* [DIRECTIONS FOR THIS TASK]:
Write out each line exactly as it stands, please.

++++++++++

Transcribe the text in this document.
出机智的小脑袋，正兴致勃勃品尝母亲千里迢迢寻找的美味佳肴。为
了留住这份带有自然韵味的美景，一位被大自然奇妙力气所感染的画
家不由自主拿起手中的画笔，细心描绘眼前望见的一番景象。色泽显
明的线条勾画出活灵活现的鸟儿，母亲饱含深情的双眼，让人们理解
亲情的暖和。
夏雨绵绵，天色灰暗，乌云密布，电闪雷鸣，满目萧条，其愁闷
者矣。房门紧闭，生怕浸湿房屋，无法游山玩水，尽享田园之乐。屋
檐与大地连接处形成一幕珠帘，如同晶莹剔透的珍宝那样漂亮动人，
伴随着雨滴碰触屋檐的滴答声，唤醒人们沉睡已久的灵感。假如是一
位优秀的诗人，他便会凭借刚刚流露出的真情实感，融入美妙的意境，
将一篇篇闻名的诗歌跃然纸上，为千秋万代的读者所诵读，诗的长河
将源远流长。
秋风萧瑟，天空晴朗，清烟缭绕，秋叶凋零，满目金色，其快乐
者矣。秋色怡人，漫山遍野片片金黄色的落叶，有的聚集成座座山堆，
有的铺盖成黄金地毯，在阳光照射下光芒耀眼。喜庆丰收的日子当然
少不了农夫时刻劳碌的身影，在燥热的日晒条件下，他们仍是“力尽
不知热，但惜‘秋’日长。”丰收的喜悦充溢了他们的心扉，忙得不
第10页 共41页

++++++++++

* [CORRECT OUTPUT]:
Transcribe the text in this document.
出机智的小脑袋，正兴致勃勃品尝母亲千里迢迢寻找的美味佳肴。为
了留住这份带有自然韵味的美景，一位被大自然奇妙力气所感染的画
家不由自主拿起手中的画笔，细心描绘眼前望见的一番景象。色泽显
明的线条勾画出活灵活现的鸟儿，母亲饱含深情的双眼，让人们理解
亲情的暖和。
夏雨绵绵，天色灰暗，乌云密布，电闪雷鸣，满目萧条，其愁闷
者矣。房门紧闭，生怕浸湿房屋，无法游山玩水，尽享田园之乐。屋
檐与大地连接处形成一幕珠帘，如同晶莹剔透的珍宝那样漂亮动人，
伴随着雨滴碰触屋檐的滴答声，唤醒人们沉睡已久的灵感。假如是一
位优秀的诗人，他便会凭借刚刚流露出的真情实感，融入美妙的意境，
将一篇篇闻名的诗歌跃然纸上，为千秋万代的读者所诵读，诗的长河
将源远流长。
秋风萧瑟，天空晴朗，清烟缭绕，秋叶凋零，满目金色，其快乐
者矣。秋色怡人，漫山遍野片片金黄色的落叶，有的聚集成座座山堆，
有的铺盖成黄金地毯，在阳光照射下光芒耀眼。喜庆丰收的日子当然
少不了农夫时刻劳碌的身影，在燥热的日晒条件下，他们仍是“力尽
不知热，但惜‘秋’日长。”丰收的喜悦充溢了他们的心扉，忙得不
第10页 共41页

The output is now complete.